PROBLEM TO WORK ON. Reproduce the data that follows in its entirety, character for character.

--- START PROVIDED INFORMATION ---

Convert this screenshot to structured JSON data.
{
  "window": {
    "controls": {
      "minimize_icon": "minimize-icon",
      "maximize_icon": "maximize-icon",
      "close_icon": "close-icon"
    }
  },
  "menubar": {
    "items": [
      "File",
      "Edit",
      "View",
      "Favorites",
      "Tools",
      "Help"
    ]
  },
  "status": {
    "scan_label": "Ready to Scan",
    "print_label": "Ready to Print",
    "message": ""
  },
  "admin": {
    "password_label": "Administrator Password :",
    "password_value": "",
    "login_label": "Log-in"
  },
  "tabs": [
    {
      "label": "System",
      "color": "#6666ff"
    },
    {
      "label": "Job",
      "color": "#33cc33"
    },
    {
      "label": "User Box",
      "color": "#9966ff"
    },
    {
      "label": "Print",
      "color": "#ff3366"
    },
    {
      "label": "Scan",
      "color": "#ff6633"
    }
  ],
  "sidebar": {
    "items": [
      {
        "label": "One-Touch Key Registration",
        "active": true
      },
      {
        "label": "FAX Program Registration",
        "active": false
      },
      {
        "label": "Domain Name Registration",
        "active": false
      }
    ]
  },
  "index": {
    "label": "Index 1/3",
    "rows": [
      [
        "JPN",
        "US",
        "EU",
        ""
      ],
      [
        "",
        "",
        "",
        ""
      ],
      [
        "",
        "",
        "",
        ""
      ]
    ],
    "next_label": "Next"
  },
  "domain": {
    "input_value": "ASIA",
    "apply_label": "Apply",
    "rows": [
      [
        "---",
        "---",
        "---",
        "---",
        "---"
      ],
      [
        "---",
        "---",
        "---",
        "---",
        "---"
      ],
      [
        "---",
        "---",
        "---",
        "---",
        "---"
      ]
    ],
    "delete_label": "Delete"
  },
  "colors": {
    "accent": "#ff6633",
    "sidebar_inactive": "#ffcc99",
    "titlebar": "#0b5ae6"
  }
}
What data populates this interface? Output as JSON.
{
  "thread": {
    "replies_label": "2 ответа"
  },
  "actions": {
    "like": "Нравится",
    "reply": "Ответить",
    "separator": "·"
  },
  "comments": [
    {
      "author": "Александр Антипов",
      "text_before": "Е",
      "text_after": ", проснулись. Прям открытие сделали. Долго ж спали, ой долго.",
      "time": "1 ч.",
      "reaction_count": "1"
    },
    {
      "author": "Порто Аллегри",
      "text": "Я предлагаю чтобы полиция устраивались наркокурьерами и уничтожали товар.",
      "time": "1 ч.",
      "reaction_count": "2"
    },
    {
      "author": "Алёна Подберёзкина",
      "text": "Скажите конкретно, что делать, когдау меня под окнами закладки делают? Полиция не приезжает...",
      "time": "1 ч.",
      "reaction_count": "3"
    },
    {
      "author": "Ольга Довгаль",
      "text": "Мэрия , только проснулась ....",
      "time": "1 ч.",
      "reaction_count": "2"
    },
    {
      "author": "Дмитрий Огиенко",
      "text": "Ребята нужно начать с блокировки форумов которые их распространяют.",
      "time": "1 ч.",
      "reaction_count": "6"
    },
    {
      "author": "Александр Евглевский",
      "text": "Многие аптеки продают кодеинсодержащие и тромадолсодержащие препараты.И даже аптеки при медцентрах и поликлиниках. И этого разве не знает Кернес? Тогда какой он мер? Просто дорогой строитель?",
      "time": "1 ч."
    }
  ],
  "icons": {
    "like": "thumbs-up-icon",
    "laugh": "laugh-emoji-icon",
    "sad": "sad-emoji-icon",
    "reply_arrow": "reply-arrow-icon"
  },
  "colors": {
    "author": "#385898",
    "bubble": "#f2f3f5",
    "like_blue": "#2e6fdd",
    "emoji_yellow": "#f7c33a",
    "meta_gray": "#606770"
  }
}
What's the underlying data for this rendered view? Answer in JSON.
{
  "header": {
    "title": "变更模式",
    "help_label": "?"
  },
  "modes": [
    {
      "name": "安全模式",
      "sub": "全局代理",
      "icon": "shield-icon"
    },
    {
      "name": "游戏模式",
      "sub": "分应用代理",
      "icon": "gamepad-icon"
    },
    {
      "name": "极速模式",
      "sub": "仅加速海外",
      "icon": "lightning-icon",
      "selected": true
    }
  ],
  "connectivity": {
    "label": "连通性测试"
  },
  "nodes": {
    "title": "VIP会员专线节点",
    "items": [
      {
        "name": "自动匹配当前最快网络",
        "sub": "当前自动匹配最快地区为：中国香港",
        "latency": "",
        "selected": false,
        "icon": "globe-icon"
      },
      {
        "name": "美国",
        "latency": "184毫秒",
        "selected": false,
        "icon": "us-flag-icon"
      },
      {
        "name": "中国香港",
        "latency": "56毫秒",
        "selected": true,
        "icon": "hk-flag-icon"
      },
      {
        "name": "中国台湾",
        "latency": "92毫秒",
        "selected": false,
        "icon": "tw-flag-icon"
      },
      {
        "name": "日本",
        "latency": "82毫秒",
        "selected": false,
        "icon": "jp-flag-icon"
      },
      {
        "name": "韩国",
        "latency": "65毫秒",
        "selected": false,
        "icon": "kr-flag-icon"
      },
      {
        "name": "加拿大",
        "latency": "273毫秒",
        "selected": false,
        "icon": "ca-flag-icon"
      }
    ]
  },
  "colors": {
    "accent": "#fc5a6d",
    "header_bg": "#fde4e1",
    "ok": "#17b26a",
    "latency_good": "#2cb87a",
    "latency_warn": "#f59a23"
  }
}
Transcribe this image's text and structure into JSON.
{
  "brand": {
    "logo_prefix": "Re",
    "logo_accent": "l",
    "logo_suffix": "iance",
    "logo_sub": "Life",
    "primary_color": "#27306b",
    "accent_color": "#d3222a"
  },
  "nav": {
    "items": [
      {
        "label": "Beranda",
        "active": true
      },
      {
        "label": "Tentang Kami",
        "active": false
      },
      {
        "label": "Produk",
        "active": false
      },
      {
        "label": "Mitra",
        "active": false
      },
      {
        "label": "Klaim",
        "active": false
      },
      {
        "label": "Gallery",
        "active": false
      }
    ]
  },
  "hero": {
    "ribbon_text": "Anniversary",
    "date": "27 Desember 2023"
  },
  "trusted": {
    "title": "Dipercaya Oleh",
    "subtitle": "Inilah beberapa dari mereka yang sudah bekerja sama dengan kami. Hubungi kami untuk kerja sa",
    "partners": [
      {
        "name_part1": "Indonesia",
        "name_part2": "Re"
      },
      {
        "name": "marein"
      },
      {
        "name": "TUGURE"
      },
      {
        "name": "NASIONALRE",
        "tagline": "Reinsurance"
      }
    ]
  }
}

--- END PROVIDED INFORMATION ---

THE ANSWER.
Convert this screenshot to structured JSON data.
{
  "window": {
    "controls": {
      "minimize_icon": "minimize-icon",
      "maximize_icon": "maximize-icon",
      "close_icon": "close-icon"
    }
  },
  "menubar": {
    "items": [
      "File",
      "Edit",
      "View",
      "Favorites",
      "Tools",
      "Help"
    ]
  },
  "status": {
    "scan_label": "Ready to Scan",
    "print_label": "Ready to Print",
    "message": ""
  },
  "admin": {
    "password_label": "Administrator Password :",
    "password_value": "",
    "login_label": "Log-in"
  },
  "tabs": [
    {
      "label": "System",
      "color": "#6666ff"
    },
    {
      "label": "Job",
      "color": "#33cc33"
    },
    {
      "label": "User Box",
      "color": "#9966ff"
    },
    {
      "label": "Print",
      "color": "#ff3366"
    },
    {
      "label": "Scan",
      "color": "#ff6633"
    }
  ],
  "sidebar": {
    "items": [
      {
        "label": "One-Touch Key Registration",
        "active": true
      },
      {
        "label": "FAX Program Registration",
        "active": false
      },
      {
        "label": "Domain Name Registration",
        "active": false
      }
    ]
  },
  "index": {
    "label": "Index 1/3",
    "rows": [
      [
        "JPN",
        "US",
        "EU",
        ""
      ],
      [
        "",
        "",
        "",
        ""
      ],
      [
        "",
        "",
        "",
        ""
      ]
    ],
    "next_label": "Next"
  },
  "domain": {
    "input_value": "ASIA",
    "apply_label": "Apply",
    "rows": [
      [
        "---",
        "---",
        "---",
        "---",
        "---"
      ],
      [
        "---",
        "---",
        "---",
        "---",
        "---"
      ],
      [
        "---",
        "---",
        "---",
        "---",
        "---"
      ]
    ],
    "delete_label": "Delete"
  },
  "colors": {
    "accent": "#ff6633",
    "sidebar_inactive": "#ffcc99",
    "titlebar": "#0b5ae6"
  }
}
What data populates this interface? Output as JSON.
{
  "thread": {
    "replies_label": "2 ответа"
  },
  "actions": {
    "like": "Нравится",
    "reply": "Ответить",
    "separator": "·"
  },
  "comments": [
    {
      "author": "Александр Антипов",
      "text_before": "Е",
      "text_after": ", проснулись. Прям открытие сделали. Долго ж спали, ой долго.",
      "time": "1 ч.",
      "reaction_count": "1"
    },
    {
      "author": "Порто Аллегри",
      "text": "Я предлагаю чтобы полиция устраивались наркокурьерами и уничтожали товар.",
      "time": "1 ч.",
      "reaction_count": "2"
    },
    {
      "author": "Алёна Подберёзкина",
      "text": "Скажите конкретно, что делать, когдау меня под окнами закладки делают? Полиция не приезжает...",
      "time": "1 ч.",
      "reaction_count": "3"
    },
    {
      "author": "Ольга Довгаль",
      "text": "Мэрия , только проснулась ....",
      "time": "1 ч.",
      "reaction_count": "2"
    },
    {
      "author": "Дмитрий Огиенко",
      "text": "Ребята нужно начать с блокировки форумов которые их распространяют.",
      "time": "1 ч.",
      "reaction_count": "6"
    },
    {
      "author": "Александр Евглевский",
      "text": "Многие аптеки продают кодеинсодержащие и тромадолсодержащие препараты.И даже аптеки при медцентрах и поликлиниках. И этого разве не знает Кернес? Тогда какой он мер? Просто дорогой строитель?",
      "time": "1 ч."
    }
  ],
  "icons": {
    "like": "thumbs-up-icon",
    "laugh": "laugh-emoji-icon",
    "sad": "sad-emoji-icon",
    "reply_arrow": "reply-arrow-icon"
  },
  "colors": {
    "author": "#385898",
    "bubble": "#f2f3f5",
    "like_blue": "#2e6fdd",
    "emoji_yellow": "#f7c33a",
    "meta_gray": "#606770"
  }
}
What's the underlying data for this rendered view? Answer in JSON.
{
  "header": {
    "title": "变更模式",
    "help_label": "?"
  },
  "modes": [
    {
      "name": "安全模式",
      "sub": "全局代理",
      "icon": "shield-icon"
    },
    {
      "name": "游戏模式",
      "sub": "分应用代理",
      "icon": "gamepad-icon"
    },
    {
      "name": "极速模式",
      "sub": "仅加速海外",
      "icon": "lightning-icon",
      "selected": true
    }
  ],
  "connectivity": {
    "label": "连通性测试"
  },
  "nodes": {
    "title": "VIP会员专线节点",
    "items": [
      {
        "name": "自动匹配当前最快网络",
        "sub": "当前自动匹配最快地区为：中国香港",
        "latency": "",
        "selected": false,
        "icon": "globe-icon"
      },
      {
        "name": "美国",
        "latency": "184毫秒",
        "selected": false,
        "icon": "us-flag-icon"
      },
      {
        "name": "中国香港",
        "latency": "56毫秒",
        "selected": true,
        "icon": "hk-flag-icon"
      },
      {
        "name": "中国台湾",
        "latency": "92毫秒",
        "selected": false,
        "icon": "tw-flag-icon"
      },
      {
        "name": "日本",
        "latency": "82毫秒",
        "selected": false,
        "icon": "jp-flag-icon"
      },
      {
        "name": "韩国",
        "latency": "65毫秒",
        "selected": false,
        "icon": "kr-flag-icon"
      },
      {
        "name": "加拿大",
        "latency": "273毫秒",
        "selected": false,
        "icon": "ca-flag-icon"
      }
    ]
  },
  "colors": {
    "accent": "#fc5a6d",
    "header_bg": "#fde4e1",
    "ok": "#17b26a",
    "latency_good": "#2cb87a",
    "latency_warn": "#f59a23"
  }
}
Transcribe this image's text and structure into JSON.
{
  "brand": {
    "logo_prefix": "Re",
    "logo_accent": "l",
    "logo_suffix": "iance",
    "logo_sub": "Life",
    "primary_color": "#27306b",
    "accent_color": "#d3222a"
  },
  "nav": {
    "items": [
      {
        "label": "Beranda",
        "active": true
      },
      {
        "label": "Tentang Kami",
        "active": false
      },
      {
        "label": "Produk",
        "active": false
      },
      {
        "label": "Mitra",
        "active": false
      },
      {
        "label": "Klaim",
        "active": false
      },
      {
        "label": "Gallery",
        "active": false
      }
    ]
  },
  "hero": {
    "ribbon_text": "Anniversary",
    "date": "27 Desember 2023"
  },
  "trusted": {
    "title": "Dipercaya Oleh",
    "subtitle": "Inilah beberapa dari mereka yang sudah bekerja sama dengan kami. Hubungi kami untuk kerja sa",
    "partners": [
      {
        "name_part1": "Indonesia",
        "name_part2": "Re"
      },
      {
        "name": "marein"
      },
      {
        "name": "TUGURE"
      },
      {
        "name": "NASIONALRE",
        "tagline": "Reinsurance"
      }
    ]
  }
}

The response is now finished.